Return everything from the line that contains "Annotate this image: element" down to the line that contains "svg-text:/Table/107: /Table/107 [33,620,89,634]", both included, reproducing each line without any change and leaving the pictures out.

> _Exercise materials_:
--- start ---

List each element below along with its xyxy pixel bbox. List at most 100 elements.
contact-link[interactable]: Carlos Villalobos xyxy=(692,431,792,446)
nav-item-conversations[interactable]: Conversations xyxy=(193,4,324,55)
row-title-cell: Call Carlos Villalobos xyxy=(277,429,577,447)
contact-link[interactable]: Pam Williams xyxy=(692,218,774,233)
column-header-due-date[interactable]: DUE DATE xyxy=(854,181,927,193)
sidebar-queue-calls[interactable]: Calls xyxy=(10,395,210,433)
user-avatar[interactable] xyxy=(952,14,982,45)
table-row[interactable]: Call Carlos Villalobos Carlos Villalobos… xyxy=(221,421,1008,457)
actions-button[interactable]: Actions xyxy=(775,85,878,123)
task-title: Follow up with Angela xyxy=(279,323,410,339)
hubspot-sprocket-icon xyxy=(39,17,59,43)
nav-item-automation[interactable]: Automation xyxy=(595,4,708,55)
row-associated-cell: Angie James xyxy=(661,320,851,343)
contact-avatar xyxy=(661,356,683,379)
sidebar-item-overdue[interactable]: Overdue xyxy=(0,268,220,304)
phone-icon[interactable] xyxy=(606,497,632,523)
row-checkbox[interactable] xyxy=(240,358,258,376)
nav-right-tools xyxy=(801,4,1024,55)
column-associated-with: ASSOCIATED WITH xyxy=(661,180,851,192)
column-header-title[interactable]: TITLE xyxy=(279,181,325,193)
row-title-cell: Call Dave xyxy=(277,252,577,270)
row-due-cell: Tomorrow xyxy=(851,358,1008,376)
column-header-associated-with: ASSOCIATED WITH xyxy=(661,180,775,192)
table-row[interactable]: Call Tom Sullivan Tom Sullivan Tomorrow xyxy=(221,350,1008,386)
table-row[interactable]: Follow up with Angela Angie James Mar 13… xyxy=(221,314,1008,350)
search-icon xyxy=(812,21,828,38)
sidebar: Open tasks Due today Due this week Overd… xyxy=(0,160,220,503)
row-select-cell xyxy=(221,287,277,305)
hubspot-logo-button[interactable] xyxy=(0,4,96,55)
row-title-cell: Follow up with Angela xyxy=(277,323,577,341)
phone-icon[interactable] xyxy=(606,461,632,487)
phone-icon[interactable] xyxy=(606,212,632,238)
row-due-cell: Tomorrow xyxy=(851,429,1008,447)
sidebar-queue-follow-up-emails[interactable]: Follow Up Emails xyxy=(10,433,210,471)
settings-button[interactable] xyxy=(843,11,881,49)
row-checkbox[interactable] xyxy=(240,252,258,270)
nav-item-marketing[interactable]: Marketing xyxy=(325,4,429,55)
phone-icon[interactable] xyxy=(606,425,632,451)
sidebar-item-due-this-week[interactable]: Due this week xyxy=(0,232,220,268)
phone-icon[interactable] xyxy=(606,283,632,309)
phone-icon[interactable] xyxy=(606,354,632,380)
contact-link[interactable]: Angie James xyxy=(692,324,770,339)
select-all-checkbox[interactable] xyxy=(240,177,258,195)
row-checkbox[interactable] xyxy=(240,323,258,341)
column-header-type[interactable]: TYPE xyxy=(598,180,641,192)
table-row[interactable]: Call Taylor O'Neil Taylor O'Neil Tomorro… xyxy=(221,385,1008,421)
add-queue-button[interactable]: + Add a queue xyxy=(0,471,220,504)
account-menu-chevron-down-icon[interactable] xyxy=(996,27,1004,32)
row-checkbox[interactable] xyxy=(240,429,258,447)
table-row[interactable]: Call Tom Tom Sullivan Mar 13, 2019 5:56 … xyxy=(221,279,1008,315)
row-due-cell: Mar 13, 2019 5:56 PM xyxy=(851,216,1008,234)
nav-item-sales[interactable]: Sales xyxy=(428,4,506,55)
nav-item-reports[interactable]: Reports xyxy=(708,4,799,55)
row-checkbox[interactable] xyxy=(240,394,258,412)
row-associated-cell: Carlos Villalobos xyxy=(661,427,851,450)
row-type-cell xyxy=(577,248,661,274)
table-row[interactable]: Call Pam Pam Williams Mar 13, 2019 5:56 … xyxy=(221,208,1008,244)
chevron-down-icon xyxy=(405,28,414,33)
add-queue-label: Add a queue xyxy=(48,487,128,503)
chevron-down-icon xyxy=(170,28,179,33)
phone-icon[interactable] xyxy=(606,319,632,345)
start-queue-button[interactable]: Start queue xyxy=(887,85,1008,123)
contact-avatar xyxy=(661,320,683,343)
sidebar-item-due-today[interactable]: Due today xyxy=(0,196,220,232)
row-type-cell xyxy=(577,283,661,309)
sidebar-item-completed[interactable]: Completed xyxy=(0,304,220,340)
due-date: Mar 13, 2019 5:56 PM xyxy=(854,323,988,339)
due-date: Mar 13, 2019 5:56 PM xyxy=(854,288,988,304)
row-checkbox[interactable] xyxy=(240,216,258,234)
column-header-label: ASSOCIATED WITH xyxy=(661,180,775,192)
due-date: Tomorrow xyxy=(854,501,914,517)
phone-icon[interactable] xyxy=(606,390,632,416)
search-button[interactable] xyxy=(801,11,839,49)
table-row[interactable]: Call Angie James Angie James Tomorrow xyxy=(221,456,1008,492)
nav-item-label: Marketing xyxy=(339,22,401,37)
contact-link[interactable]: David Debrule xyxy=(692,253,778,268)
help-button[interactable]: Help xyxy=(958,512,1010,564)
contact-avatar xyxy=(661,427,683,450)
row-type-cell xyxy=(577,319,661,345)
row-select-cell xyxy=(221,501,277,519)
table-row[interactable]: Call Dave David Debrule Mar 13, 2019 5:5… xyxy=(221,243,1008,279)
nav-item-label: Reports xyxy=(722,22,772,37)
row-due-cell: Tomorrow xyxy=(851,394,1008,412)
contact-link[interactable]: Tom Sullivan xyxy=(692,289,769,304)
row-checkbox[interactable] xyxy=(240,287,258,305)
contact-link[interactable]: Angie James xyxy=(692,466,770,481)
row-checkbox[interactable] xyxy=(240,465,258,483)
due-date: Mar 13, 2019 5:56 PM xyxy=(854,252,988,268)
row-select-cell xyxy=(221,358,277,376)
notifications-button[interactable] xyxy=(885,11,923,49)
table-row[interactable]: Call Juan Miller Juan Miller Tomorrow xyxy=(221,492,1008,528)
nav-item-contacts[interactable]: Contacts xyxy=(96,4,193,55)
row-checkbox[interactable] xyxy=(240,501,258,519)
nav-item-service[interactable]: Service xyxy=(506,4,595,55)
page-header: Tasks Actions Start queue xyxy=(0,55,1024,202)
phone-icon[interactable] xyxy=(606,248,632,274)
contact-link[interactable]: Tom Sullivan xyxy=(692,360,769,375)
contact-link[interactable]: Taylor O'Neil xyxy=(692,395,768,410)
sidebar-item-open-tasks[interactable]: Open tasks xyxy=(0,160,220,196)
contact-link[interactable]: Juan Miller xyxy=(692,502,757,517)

--- end ---
--- start ---

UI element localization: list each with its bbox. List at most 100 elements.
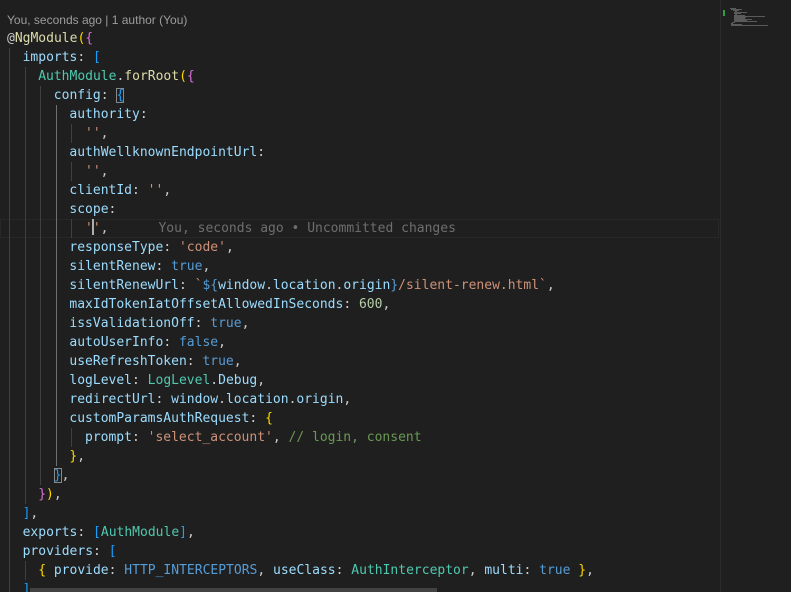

--- end ---
--- start ---

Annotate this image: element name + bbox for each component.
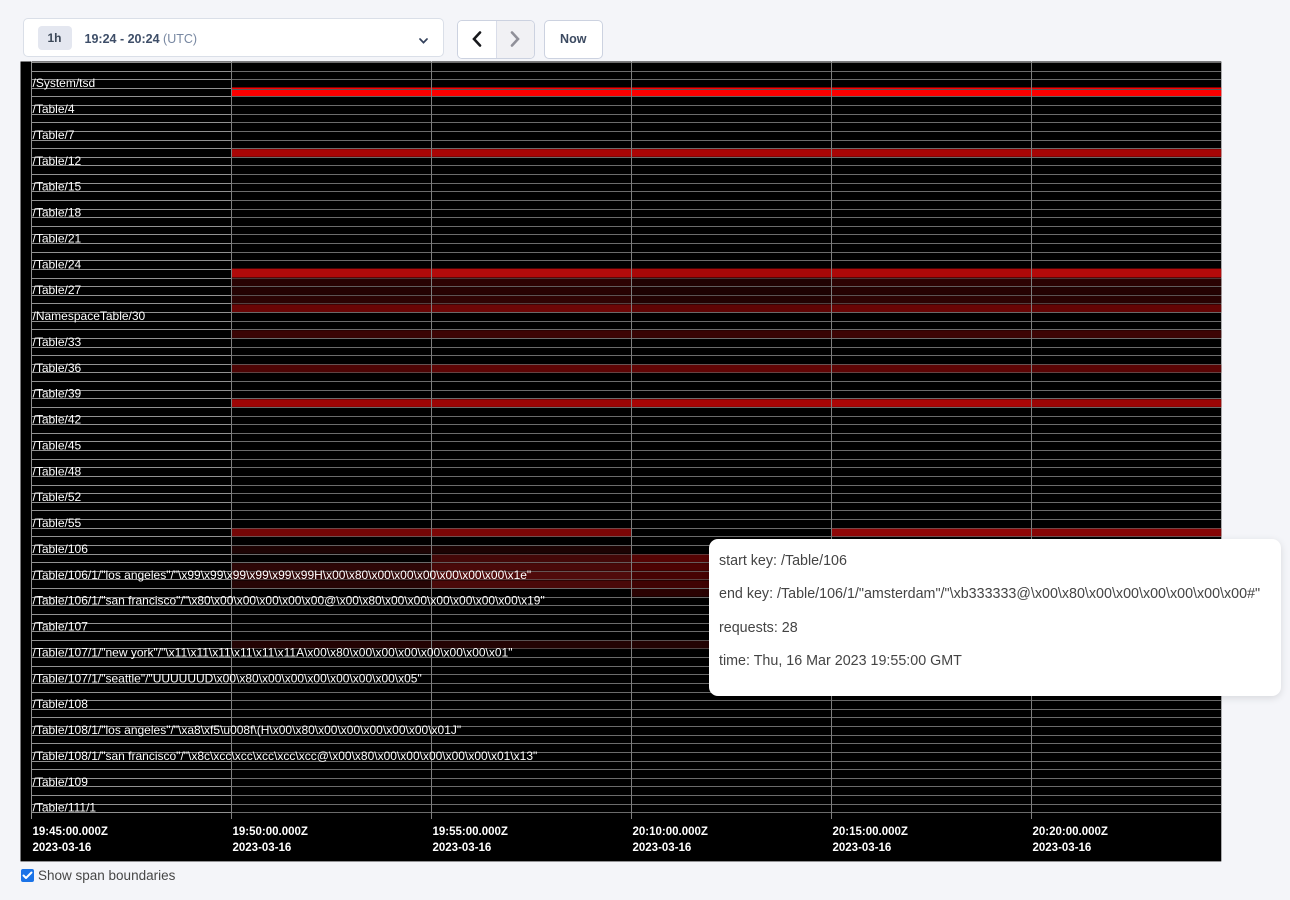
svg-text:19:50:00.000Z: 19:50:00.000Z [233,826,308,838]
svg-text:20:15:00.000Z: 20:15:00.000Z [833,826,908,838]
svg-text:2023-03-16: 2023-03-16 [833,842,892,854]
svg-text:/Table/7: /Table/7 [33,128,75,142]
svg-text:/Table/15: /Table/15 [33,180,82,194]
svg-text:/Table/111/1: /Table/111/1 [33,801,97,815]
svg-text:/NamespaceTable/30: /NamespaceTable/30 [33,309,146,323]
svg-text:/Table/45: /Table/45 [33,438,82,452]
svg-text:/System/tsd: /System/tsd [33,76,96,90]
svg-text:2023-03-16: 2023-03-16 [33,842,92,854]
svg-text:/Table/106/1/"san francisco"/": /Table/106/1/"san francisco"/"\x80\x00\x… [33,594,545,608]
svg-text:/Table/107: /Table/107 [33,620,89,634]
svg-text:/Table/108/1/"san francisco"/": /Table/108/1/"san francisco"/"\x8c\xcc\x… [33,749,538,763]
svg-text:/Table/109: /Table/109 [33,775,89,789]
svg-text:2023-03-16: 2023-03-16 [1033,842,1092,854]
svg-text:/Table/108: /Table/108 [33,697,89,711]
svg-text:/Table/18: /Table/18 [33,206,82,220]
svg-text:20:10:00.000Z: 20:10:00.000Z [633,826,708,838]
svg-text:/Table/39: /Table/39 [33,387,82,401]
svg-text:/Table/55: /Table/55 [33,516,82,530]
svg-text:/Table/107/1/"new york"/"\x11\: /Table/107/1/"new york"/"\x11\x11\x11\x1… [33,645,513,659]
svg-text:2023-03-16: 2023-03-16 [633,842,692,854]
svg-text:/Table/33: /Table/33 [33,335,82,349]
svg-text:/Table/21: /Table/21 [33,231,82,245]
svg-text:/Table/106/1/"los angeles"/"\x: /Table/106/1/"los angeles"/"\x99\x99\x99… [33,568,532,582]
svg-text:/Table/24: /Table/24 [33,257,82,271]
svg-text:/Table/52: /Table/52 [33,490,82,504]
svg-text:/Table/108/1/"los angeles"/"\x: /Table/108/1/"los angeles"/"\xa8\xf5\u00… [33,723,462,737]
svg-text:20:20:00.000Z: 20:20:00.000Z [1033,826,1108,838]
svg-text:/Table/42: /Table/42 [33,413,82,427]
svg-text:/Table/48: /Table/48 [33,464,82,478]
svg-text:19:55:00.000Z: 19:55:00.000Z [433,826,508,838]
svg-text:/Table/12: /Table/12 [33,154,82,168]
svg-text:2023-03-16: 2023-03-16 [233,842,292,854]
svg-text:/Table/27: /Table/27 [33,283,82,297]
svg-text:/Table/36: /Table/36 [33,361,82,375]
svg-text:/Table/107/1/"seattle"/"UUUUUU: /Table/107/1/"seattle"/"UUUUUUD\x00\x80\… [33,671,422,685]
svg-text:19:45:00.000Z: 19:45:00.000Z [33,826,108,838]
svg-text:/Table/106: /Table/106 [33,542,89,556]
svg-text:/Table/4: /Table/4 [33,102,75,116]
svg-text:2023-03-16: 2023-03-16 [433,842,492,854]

--- end ---

> _Answer to the task_:
Annotate this image: element name + bbox for each component.
svg-text:19:50:00.000Z: 19:50:00.000Z [233,826,308,838]
svg-text:20:15:00.000Z: 20:15:00.000Z [833,826,908,838]
svg-text:2023-03-16: 2023-03-16 [833,842,892,854]
svg-text:/Table/7: /Table/7 [33,128,75,142]
svg-text:/Table/15: /Table/15 [33,180,82,194]
svg-text:/Table/111/1: /Table/111/1 [33,801,97,815]
svg-text:/NamespaceTable/30: /NamespaceTable/30 [33,309,146,323]
svg-text:/Table/45: /Table/45 [33,438,82,452]
svg-text:/System/tsd: /System/tsd [33,76,96,90]
svg-text:2023-03-16: 2023-03-16 [33,842,92,854]
svg-text:/Table/106/1/"san francisco"/": /Table/106/1/"san francisco"/"\x80\x00\x… [33,594,545,608]
svg-text:/Table/107: /Table/107 [33,620,89,634]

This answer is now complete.